╭──

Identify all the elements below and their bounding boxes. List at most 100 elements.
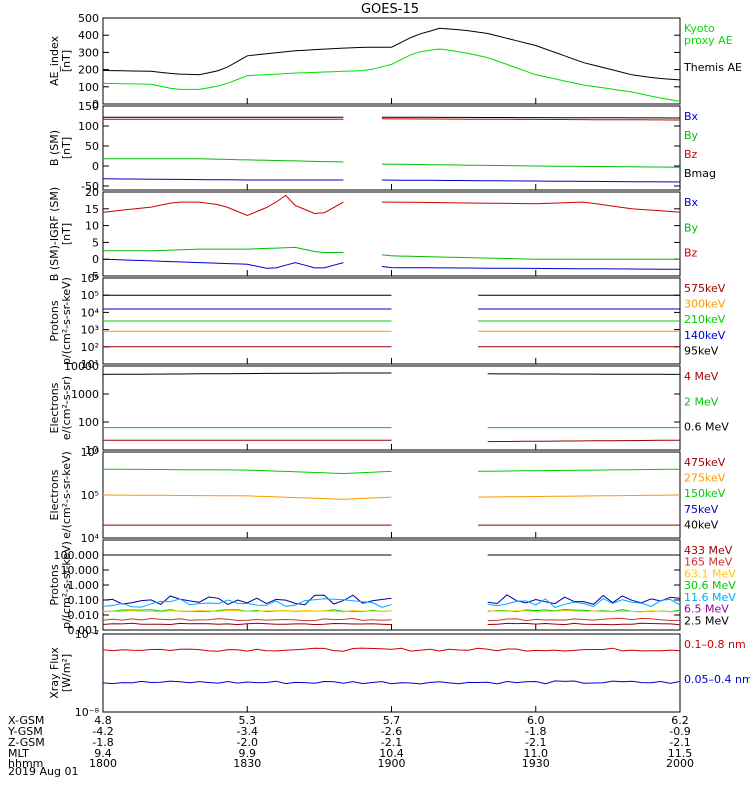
series-line: [102, 617, 681, 622]
x-row-value: -4.2: [92, 725, 113, 738]
x-row-value: 11.0: [524, 747, 549, 760]
x-row-label: Z-GSM: [8, 736, 45, 749]
legend-entry: 11.6 MeV: [684, 591, 736, 604]
x-row-value: -2.1: [381, 736, 402, 749]
series-line: [102, 194, 681, 217]
y-axis-label: [nT]: [60, 137, 73, 159]
legend-entry: 300keV: [684, 298, 726, 311]
x-row-value: -3.4: [237, 725, 258, 738]
x-axis-labels: X-GSM 4.8 5.3 5.7 6.0 6.2 Y-GSM -4.2 -3.4 -2.6 -1.…: [7, 714, 694, 770]
y-tick-label: 0: [92, 160, 99, 173]
legend-entry: 40keV: [684, 518, 719, 531]
y-axis-label: Protons: [48, 300, 61, 341]
y-axis-label: AE_index: [48, 35, 61, 86]
y-tick-label: 500: [78, 12, 99, 25]
legend-entry: 30.6 MeV: [684, 579, 736, 592]
y-tick-label: -50: [81, 180, 99, 193]
y-tick-label: 10⁴: [81, 532, 100, 545]
series-line: [102, 48, 681, 102]
y-tick-label: 10: [85, 444, 99, 457]
y-tick-label: 400: [78, 29, 99, 42]
y-axis-label: [W/m²]: [60, 654, 73, 692]
series-line: [102, 609, 681, 613]
legend-entry: 0.1–0.8 nm: [684, 638, 746, 651]
legend-entry: 140keV: [684, 329, 726, 342]
x-row-label: MLT: [8, 747, 29, 760]
y-axis-label: p/(cm²-s-sr-keV): [60, 277, 73, 365]
y-axis-label: e/(cm²-s-sr-keV): [60, 451, 73, 539]
panel-4: 10⁶ 10⁵ 10⁴ 10³ 10² 10¹ Protons p/(cm²-s-sr-keV…: [48, 272, 726, 371]
legend-entry: 2 MeV: [684, 395, 719, 408]
y-tick-label: 100: [78, 120, 99, 133]
y-tick-label: 10⁻⁷: [75, 628, 99, 641]
y-axis-label: B (SM)-IGRF (SM): [48, 187, 61, 281]
y-axis-label: e/(cm²-s-sr): [60, 376, 73, 440]
x-row-value: 1830: [233, 757, 261, 770]
x-row-value: -2.1: [669, 736, 690, 749]
y-tick-label: 10²: [81, 341, 99, 354]
y-tick-label: 0.010: [68, 609, 100, 622]
legend-entry: Bx: [684, 196, 699, 209]
y-axis-label: [nT]: [60, 223, 73, 245]
x-row-value: 1800: [89, 757, 117, 770]
panel-frame: [102, 365, 681, 451]
y-tick-label: 0: [92, 98, 99, 111]
y-axis-label: B (SM): [48, 130, 61, 166]
y-tick-label: 50: [85, 140, 99, 153]
y-tick-label: 100.000: [54, 549, 100, 562]
date-label: 2019 Aug 01: [8, 765, 78, 778]
y-tick-label: 0.001: [68, 624, 100, 637]
y-axis-label: [nT]: [60, 50, 73, 72]
x-row-value: 4.8: [94, 714, 112, 727]
plot-title: GOES-15: [361, 2, 419, 17]
y-tick-label: 10⁶: [81, 272, 100, 285]
legend-entry: proxy AE: [684, 34, 733, 47]
y-tick-label: 10¹: [81, 358, 99, 371]
legend-entry: 6.5 MeV: [684, 603, 729, 616]
series-line: [102, 494, 681, 500]
series-line: [102, 258, 681, 270]
legend-entry: Bz: [684, 247, 698, 260]
y-tick-label: 10⁻⁸: [75, 706, 100, 719]
x-row-label: X-GSM: [8, 714, 44, 727]
y-tick-label: -5: [88, 270, 99, 283]
panel-8: 10⁻⁷ 10⁻⁸ Xray Flux [W/m²] 0.1–0.8 nm 0.05–0.…: [48, 628, 750, 719]
y-tick-label: 10³: [81, 324, 99, 337]
x-row-value: 6.2: [671, 714, 689, 727]
y-tick-label: 0: [92, 253, 99, 266]
y-tick-label: 10⁵: [81, 489, 99, 502]
x-row-value: -2.0: [237, 736, 258, 749]
y-tick-label: 300: [78, 46, 99, 59]
series-line: [102, 372, 680, 375]
legend-entry: 4 MeV: [684, 370, 719, 383]
x-row-value: 2000: [666, 757, 694, 770]
y-axis-label: p/(cm²-s-sr-keV): [60, 541, 73, 629]
legend-entry: Bz: [684, 148, 698, 161]
series-line: [103, 158, 681, 168]
legend-entry: 63.1 MeV: [684, 567, 736, 580]
y-tick-label: 20: [85, 186, 99, 199]
y-tick-label: 10⁵: [81, 289, 99, 302]
series-line: [102, 622, 681, 626]
y-tick-label: 0.100: [68, 594, 100, 607]
y-tick-label: 200: [78, 64, 99, 77]
legend-entry: 2.5 MeV: [684, 614, 729, 627]
x-row-value: -0.9: [669, 725, 690, 738]
panel-3: 20 15 10 5 0 -5 B (SM)-IGRF (SM) [nT] Bx By Bz: [48, 186, 699, 283]
series-line: [102, 680, 681, 685]
legend-entry: 275keV: [684, 472, 726, 485]
y-tick-label: 5: [92, 236, 99, 249]
panel-2: 150 100 50 0 -50 B (SM) [nT] Bx By Bz Bmag: [48, 100, 716, 193]
y-tick-label: 15: [85, 203, 99, 216]
legend-entry: Kyoto: [684, 22, 715, 35]
y-tick-label: 1000: [71, 388, 99, 401]
legend-entry: 0.05–0.4 nm: [684, 673, 750, 686]
x-row-value: 1930: [522, 757, 550, 770]
legend-entry: By: [684, 129, 699, 142]
panel-frame: [102, 191, 681, 277]
y-tick-label: 10⁴: [81, 306, 100, 319]
legend-entry: 575keV: [684, 282, 726, 295]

╰──

» REQUIREMENT
Rewrite every line of the items above as a numbered list, leaving out blank lines and any pictures.

» WRITTEN REPLY
1. Identify all the elements below and their bounding boxes. List at most 100 elements.
2. series-line: [102, 617, 681, 622]
3. x-row-value: -4.2: [92, 725, 113, 738]
4. x-row-value: 11.0: [524, 747, 549, 760]
5. x-row-label: Z-GSM: [8, 736, 45, 749]
6. legend-entry: 11.6 MeV: [684, 591, 736, 604]
7. x-row-value: -2.1: [381, 736, 402, 749]
8. series-line: [102, 194, 681, 217]
9. y-axis-label: [nT]: [60, 137, 73, 159]
10. legend-entry: 300keV: [684, 298, 726, 311]
11. x-row-value: -3.4: [237, 725, 258, 738]
12. x-axis-labels: X-GSM 4.8 5.3 5.7 6.0 6.2 Y-GSM -4.2 -3.4 -2.6 -1.…: [7, 714, 694, 770]
13. y-tick-label: 0: [92, 160, 99, 173]
14. legend-entry: 40keV: [684, 518, 719, 531]
15. y-axis-label: Protons: [48, 300, 61, 341]
16. y-axis-label: AE_index: [48, 35, 61, 86]
17. y-tick-label: 500: [78, 12, 99, 25]
18. legend-entry: 30.6 MeV: [684, 579, 736, 592]
19. y-tick-label: -50: [81, 180, 99, 193]
20. y-tick-label: 10⁴: [81, 532, 100, 545]
21. series-line: [102, 48, 681, 102]
22. y-tick-label: 10: [85, 444, 99, 457]
23. y-tick-label: 400: [78, 29, 99, 42]
24. y-axis-label: [W/m²]: [60, 654, 73, 692]
25. series-line: [102, 609, 681, 613]
26. legend-entry: 0.1–0.8 nm: [684, 638, 746, 651]
27. legend-entry: 140keV: [684, 329, 726, 342]
28. x-row-label: MLT: [8, 747, 29, 760]
29. y-axis-label: p/(cm²-s-sr-keV): [60, 277, 73, 365]
30. y-axis-label: e/(cm²-s-sr-keV): [60, 451, 73, 539]
31. panel-4: 10⁶ 10⁵ 10⁴ 10³ 10² 10¹ Protons p/(cm²-s-sr-keV…: [48, 272, 726, 371]
32. legend-entry: 2 MeV: [684, 395, 719, 408]
33. y-tick-label: 100: [78, 120, 99, 133]
34. y-tick-label: 10⁻⁷: [75, 628, 99, 641]
35. y-axis-label: B (SM)-IGRF (SM): [48, 187, 61, 281]
36. y-axis-label: e/(cm²-s-sr): [60, 376, 73, 440]
37. x-row-value: 1830: [233, 757, 261, 770]
38. x-row-value: -2.1: [669, 736, 690, 749]
39. y-tick-label: 10²: [81, 341, 99, 354]
40. y-tick-label: 0.010: [68, 609, 100, 622]
41. legend-entry: Bx: [684, 196, 699, 209]
42. y-axis-label: [nT]: [60, 223, 73, 245]
43. x-row-value: 1800: [89, 757, 117, 770]
44. panel-frame: [102, 365, 681, 451]
45. y-tick-label: 0: [92, 98, 99, 111]
46. y-axis-label: B (SM): [48, 130, 61, 166]
47. y-tick-label: 50: [85, 140, 99, 153]
48. y-tick-label: 100.000: [54, 549, 100, 562]
49. date-label: 2019 Aug 01: [8, 765, 78, 778]
50. y-tick-label: 0.001: [68, 624, 100, 637]
51. y-axis-label: [nT]: [60, 50, 73, 72]
52. x-row-value: 4.8: [94, 714, 112, 727]
53. plot-title: GOES-15: [361, 2, 419, 17]
54. y-tick-label: 10⁶: [81, 272, 100, 285]
55. legend-entry: proxy AE: [684, 34, 733, 47]
56. y-tick-label: 10¹: [81, 358, 99, 371]
57. legend-entry: 6.5 MeV: [684, 603, 729, 616]
58. series-line: [102, 494, 681, 500]
59. series-line: [102, 258, 681, 270]
60. legend-entry: Bz: [684, 247, 698, 260]
61. y-tick-label: 10⁻⁸: [75, 706, 100, 719]
62. x-row-label: X-GSM: [8, 714, 44, 727]
63. y-tick-label: -5: [88, 270, 99, 283]
64. panel-8: 10⁻⁷ 10⁻⁸ Xray Flux [W/m²] 0.1–0.8 nm 0.05–0.…: [48, 628, 750, 719]
65. y-tick-label: 10³: [81, 324, 99, 337]
66. x-row-value: 6.2: [671, 714, 689, 727]
67. y-tick-label: 0: [92, 253, 99, 266]
68. y-tick-label: 10⁵: [81, 489, 99, 502]
69. x-row-value: -2.0: [237, 736, 258, 749]
70. y-tick-label: 300: [78, 46, 99, 59]
71. series-line: [102, 372, 680, 375]
72. legend-entry: 4 MeV: [684, 370, 719, 383]
73. x-row-value: 2000: [666, 757, 694, 770]
74. y-axis-label: p/(cm²-s-sr-keV): [60, 541, 73, 629]
75. legend-entry: Bz: [684, 148, 698, 161]
76. series-line: [103, 158, 681, 168]
77. legend-entry: 63.1 MeV: [684, 567, 736, 580]
78. y-tick-label: 20: [85, 186, 99, 199]
79. y-tick-label: 10⁵: [81, 289, 99, 302]
80. series-line: [102, 622, 681, 626]
81. y-tick-label: 0.100: [68, 594, 100, 607]
82. y-tick-label: 200: [78, 64, 99, 77]
83. legend-entry: 2.5 MeV: [684, 614, 729, 627]
84. x-row-value: -0.9: [669, 725, 690, 738]
85. panel-3: 20 15 10 5 0 -5 B (SM)-IGRF (SM) [nT] Bx By Bz: [48, 186, 699, 283]
86. series-line: [102, 680, 681, 685]
87. legend-entry: 275keV: [684, 472, 726, 485]
88. y-tick-label: 5: [92, 236, 99, 249]
89. panel-2: 150 100 50 0 -50 B (SM) [nT] Bx By Bz Bmag: [48, 100, 716, 193]
90. y-tick-label: 15: [85, 203, 99, 216]
91. legend-entry: Kyoto: [684, 22, 715, 35]
92. y-tick-label: 1000: [71, 388, 99, 401]
93. legend-entry: 0.05–0.4 nm: [684, 673, 750, 686]
94. x-row-value: 1930: [522, 757, 550, 770]
95. legend-entry: By: [684, 129, 699, 142]
96. panel-frame: [102, 191, 681, 277]
97. y-tick-label: 10⁴: [81, 306, 100, 319]
98. legend-entry: 575keV: [684, 282, 726, 295]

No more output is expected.